(Dataset entries on figures)

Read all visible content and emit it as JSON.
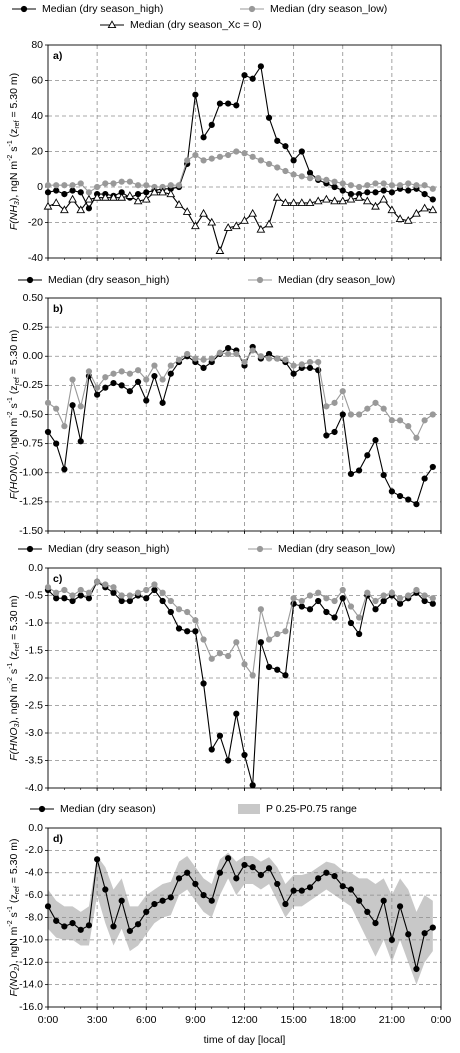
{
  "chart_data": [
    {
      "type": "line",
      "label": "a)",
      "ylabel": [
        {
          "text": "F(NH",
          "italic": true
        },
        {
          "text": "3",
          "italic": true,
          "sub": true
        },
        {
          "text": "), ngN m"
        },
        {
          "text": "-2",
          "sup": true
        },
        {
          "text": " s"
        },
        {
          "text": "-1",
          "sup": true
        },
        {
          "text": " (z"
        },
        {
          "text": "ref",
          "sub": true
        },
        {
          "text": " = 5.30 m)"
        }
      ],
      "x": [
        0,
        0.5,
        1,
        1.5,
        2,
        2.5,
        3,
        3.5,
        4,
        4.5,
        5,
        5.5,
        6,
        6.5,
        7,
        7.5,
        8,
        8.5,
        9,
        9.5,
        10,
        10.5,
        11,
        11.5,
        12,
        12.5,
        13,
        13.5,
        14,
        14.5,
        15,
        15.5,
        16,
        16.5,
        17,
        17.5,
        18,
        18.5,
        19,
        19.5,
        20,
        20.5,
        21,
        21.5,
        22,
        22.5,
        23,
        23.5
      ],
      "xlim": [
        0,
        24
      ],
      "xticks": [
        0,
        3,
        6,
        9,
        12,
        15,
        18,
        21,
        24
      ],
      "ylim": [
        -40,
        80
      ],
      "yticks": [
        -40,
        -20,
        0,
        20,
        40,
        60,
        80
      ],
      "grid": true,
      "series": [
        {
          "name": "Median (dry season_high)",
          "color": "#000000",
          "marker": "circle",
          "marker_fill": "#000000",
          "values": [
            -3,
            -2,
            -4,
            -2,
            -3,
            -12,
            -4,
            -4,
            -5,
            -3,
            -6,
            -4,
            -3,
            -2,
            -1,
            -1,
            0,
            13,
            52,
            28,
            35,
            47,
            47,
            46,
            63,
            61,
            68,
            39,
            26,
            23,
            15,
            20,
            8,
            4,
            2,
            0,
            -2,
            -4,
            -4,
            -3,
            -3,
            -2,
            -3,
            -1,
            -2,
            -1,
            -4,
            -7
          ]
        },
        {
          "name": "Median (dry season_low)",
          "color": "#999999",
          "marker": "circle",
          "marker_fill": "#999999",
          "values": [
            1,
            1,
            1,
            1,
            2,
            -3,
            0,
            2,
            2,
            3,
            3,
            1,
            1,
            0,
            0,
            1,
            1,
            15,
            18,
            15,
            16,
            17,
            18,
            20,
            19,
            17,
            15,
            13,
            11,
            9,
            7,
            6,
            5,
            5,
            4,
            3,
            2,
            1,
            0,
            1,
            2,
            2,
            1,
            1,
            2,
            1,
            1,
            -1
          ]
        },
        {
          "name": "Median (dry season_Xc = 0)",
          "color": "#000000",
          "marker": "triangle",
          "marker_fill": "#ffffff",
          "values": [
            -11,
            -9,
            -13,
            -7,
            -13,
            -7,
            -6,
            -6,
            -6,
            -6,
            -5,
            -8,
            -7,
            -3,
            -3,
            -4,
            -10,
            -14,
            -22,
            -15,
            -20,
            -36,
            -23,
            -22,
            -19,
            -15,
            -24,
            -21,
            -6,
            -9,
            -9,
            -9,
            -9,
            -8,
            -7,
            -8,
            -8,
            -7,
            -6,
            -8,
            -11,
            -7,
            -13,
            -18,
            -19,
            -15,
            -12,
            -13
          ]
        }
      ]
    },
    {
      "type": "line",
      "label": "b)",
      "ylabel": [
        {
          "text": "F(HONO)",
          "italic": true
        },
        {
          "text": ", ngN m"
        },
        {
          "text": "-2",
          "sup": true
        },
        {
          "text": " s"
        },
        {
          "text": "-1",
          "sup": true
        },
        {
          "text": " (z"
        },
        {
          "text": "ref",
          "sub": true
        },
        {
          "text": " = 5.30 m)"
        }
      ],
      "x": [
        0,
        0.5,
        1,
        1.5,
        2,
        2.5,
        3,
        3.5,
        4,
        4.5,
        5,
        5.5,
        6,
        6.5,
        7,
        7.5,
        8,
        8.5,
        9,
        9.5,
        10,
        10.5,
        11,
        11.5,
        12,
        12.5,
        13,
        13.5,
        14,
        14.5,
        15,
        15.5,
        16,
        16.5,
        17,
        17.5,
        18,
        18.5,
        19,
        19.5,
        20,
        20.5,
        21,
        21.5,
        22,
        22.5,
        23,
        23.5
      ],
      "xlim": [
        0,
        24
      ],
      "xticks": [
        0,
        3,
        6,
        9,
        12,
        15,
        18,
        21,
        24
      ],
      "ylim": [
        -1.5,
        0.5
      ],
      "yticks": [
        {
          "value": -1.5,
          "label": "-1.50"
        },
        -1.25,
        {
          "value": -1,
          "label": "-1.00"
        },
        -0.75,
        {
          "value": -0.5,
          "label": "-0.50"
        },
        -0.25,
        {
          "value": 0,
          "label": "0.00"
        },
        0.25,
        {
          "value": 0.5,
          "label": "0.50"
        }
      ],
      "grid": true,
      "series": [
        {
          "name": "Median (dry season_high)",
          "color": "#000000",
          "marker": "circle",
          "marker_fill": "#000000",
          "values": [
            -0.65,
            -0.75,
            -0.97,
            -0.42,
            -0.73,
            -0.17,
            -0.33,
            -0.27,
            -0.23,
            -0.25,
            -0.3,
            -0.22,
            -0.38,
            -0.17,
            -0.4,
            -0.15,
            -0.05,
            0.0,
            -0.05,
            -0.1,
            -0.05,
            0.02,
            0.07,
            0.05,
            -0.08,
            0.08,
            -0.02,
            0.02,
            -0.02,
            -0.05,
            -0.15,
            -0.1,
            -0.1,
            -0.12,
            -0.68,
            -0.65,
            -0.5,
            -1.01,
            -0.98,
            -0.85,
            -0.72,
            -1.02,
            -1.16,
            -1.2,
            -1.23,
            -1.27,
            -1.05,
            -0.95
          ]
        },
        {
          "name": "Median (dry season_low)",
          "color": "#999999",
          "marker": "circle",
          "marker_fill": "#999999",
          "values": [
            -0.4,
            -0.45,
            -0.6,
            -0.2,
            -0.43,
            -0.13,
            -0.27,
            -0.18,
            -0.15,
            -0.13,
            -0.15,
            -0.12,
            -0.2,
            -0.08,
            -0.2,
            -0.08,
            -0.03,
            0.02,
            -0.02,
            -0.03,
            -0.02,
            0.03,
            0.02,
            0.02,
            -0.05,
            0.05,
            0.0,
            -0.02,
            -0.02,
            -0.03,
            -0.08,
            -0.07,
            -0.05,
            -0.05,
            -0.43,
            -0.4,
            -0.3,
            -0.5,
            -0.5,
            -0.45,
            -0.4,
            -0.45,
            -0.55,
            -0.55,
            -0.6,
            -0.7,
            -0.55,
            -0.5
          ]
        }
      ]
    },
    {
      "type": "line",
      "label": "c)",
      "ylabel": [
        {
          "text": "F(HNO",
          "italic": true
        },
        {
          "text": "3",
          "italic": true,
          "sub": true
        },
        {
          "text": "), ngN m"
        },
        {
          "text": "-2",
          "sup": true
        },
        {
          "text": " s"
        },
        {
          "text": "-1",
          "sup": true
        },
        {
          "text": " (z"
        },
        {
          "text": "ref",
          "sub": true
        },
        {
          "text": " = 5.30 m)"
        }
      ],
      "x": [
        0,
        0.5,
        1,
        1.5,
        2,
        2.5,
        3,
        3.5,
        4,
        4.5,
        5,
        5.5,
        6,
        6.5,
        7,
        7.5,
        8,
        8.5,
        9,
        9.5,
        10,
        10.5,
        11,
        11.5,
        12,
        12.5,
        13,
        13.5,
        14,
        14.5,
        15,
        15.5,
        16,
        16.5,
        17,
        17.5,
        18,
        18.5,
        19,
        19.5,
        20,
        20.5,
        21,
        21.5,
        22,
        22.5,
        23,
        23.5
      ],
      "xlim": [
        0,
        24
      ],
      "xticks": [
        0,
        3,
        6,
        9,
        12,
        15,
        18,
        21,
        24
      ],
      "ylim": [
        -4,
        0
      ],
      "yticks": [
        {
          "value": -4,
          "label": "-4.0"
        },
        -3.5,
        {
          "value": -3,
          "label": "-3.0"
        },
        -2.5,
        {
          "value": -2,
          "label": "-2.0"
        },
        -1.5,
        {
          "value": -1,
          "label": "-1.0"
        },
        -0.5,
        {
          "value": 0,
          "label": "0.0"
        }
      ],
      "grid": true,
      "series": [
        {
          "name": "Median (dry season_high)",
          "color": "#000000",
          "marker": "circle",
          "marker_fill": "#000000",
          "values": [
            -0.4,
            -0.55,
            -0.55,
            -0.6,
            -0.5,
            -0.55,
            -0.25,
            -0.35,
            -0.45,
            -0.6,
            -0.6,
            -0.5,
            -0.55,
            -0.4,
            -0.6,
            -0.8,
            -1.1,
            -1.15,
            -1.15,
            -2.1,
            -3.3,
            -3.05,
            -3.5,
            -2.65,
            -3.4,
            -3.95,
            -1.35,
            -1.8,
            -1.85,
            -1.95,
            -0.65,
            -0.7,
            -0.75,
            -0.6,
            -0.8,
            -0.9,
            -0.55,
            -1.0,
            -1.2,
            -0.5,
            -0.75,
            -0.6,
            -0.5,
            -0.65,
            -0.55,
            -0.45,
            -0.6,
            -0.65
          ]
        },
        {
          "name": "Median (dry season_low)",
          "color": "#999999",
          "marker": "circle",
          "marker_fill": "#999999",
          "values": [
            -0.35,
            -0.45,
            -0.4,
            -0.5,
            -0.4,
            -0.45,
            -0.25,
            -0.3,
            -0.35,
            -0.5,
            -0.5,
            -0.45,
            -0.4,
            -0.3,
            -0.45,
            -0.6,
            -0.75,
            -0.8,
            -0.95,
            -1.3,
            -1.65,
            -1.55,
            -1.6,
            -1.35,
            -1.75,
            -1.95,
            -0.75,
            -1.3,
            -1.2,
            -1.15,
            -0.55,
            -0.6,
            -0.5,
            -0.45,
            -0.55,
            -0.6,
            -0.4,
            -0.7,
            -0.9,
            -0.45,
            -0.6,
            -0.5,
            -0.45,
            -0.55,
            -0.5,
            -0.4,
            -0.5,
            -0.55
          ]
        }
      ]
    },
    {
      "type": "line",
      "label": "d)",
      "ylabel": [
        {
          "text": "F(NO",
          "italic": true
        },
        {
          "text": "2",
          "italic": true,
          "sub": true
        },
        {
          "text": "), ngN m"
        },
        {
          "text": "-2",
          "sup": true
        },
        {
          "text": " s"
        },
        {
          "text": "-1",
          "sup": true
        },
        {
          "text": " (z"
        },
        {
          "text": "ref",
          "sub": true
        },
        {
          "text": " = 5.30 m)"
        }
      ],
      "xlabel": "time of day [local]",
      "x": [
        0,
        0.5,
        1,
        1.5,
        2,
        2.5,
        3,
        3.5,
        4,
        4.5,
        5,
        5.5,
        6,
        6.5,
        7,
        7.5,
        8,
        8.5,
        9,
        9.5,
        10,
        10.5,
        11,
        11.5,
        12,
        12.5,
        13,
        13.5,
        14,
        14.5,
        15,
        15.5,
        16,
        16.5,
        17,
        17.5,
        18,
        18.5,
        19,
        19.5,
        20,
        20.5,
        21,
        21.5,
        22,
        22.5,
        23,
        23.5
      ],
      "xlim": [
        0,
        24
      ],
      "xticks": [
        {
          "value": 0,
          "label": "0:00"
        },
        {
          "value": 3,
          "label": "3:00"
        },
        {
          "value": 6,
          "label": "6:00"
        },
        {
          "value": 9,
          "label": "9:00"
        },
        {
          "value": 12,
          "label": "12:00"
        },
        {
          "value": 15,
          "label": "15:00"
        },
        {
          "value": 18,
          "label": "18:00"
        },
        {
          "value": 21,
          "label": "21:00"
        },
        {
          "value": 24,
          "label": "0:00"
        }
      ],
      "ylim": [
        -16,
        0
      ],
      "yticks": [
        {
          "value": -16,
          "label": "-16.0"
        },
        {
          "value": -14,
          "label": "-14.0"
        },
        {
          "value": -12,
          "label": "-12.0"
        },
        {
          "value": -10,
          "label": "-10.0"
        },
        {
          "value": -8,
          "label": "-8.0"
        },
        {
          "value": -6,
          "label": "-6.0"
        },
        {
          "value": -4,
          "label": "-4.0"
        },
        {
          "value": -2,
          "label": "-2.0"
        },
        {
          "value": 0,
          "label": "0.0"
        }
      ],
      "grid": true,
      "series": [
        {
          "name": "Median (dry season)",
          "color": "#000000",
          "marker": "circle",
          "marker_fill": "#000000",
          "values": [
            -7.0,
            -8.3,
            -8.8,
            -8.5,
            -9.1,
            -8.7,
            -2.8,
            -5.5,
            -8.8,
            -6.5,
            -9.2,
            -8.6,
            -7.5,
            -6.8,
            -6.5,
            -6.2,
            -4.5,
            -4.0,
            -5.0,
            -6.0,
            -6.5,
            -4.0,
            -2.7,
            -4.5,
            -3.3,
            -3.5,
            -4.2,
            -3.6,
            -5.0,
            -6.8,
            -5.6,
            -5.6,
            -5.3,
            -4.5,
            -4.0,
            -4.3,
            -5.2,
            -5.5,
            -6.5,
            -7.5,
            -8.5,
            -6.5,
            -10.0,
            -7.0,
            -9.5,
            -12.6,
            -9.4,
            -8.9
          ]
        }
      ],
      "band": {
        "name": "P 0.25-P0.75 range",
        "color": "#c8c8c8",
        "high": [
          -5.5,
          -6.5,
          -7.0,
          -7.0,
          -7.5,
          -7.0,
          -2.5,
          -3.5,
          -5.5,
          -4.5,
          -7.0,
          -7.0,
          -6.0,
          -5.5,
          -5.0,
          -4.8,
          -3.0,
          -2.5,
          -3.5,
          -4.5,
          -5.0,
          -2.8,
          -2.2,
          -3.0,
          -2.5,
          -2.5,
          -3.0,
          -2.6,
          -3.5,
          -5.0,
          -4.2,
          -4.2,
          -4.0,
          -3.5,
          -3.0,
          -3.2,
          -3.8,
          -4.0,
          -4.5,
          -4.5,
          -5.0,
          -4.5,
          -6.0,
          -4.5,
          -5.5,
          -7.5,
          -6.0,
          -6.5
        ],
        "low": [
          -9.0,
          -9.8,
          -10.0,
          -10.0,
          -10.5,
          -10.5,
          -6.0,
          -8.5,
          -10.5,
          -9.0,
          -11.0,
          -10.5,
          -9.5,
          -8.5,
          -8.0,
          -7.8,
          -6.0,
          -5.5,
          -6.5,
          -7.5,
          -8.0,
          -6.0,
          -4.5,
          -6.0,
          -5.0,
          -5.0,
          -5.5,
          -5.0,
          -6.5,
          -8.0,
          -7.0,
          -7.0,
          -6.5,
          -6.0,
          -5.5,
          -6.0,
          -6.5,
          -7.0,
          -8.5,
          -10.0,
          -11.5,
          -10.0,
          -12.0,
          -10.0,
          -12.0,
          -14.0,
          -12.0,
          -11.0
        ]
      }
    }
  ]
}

---

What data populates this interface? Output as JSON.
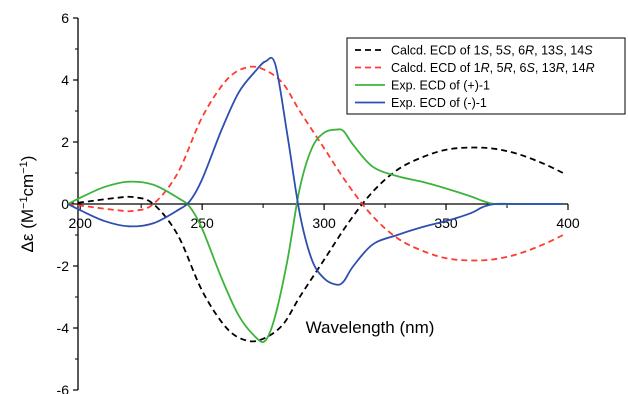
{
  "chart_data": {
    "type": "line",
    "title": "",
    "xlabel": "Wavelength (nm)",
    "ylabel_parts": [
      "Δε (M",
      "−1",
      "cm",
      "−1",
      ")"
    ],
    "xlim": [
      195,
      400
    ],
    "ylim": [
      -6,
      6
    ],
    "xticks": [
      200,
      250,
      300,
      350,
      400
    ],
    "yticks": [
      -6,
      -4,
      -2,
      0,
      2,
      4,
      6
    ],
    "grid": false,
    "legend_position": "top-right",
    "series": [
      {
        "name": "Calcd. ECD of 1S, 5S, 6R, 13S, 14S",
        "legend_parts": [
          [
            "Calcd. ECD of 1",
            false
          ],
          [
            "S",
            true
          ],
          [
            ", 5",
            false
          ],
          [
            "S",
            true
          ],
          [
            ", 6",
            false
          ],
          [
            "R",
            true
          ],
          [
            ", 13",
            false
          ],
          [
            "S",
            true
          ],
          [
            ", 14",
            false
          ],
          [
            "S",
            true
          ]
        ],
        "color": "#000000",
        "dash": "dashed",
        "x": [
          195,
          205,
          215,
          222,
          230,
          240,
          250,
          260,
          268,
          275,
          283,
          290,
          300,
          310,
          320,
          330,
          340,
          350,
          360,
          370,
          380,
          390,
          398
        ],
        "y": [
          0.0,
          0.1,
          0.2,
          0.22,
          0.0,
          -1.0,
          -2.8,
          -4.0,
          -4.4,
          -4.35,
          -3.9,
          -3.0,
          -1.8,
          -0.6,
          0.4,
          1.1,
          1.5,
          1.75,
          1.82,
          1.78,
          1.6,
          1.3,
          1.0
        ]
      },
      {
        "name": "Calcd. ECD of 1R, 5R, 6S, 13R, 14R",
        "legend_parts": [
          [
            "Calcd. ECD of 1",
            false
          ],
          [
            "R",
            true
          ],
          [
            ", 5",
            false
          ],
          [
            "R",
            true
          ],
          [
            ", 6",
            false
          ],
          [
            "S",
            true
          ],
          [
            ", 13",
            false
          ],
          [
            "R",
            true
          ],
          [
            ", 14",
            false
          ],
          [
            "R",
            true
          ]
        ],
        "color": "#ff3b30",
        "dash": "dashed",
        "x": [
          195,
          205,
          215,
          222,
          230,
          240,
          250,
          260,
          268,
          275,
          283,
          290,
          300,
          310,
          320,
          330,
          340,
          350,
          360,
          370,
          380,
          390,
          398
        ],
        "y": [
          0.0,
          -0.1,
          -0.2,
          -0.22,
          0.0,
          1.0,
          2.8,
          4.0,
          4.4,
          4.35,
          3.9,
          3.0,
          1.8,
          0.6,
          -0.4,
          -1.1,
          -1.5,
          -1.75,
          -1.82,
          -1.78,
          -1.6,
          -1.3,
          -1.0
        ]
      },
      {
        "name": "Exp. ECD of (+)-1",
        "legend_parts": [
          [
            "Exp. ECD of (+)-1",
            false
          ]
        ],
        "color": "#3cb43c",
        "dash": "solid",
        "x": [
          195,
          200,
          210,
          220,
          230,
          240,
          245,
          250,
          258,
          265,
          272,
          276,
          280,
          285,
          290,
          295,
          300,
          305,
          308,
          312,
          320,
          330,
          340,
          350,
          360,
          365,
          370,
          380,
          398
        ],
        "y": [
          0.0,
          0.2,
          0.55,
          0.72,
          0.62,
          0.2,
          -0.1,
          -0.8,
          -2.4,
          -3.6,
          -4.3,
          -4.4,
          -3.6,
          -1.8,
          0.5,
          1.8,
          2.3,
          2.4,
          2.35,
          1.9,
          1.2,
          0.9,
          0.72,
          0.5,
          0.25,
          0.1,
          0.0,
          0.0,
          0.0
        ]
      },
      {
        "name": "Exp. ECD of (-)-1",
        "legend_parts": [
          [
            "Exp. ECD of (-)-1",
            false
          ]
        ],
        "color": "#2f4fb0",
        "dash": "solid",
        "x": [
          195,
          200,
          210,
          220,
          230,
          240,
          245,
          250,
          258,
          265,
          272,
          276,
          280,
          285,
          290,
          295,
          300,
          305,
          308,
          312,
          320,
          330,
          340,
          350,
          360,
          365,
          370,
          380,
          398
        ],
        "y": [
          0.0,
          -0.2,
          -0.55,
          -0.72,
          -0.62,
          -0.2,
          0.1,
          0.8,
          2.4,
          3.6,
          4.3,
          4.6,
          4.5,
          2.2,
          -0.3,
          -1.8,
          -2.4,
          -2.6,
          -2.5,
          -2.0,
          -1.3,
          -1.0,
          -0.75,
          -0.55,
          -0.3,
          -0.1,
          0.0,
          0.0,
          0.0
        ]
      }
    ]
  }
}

**YOUR GOAL**
Across the records above, count the lines holding "JSON" and reply with that number alone.

**SOLVED PROBLEM**
2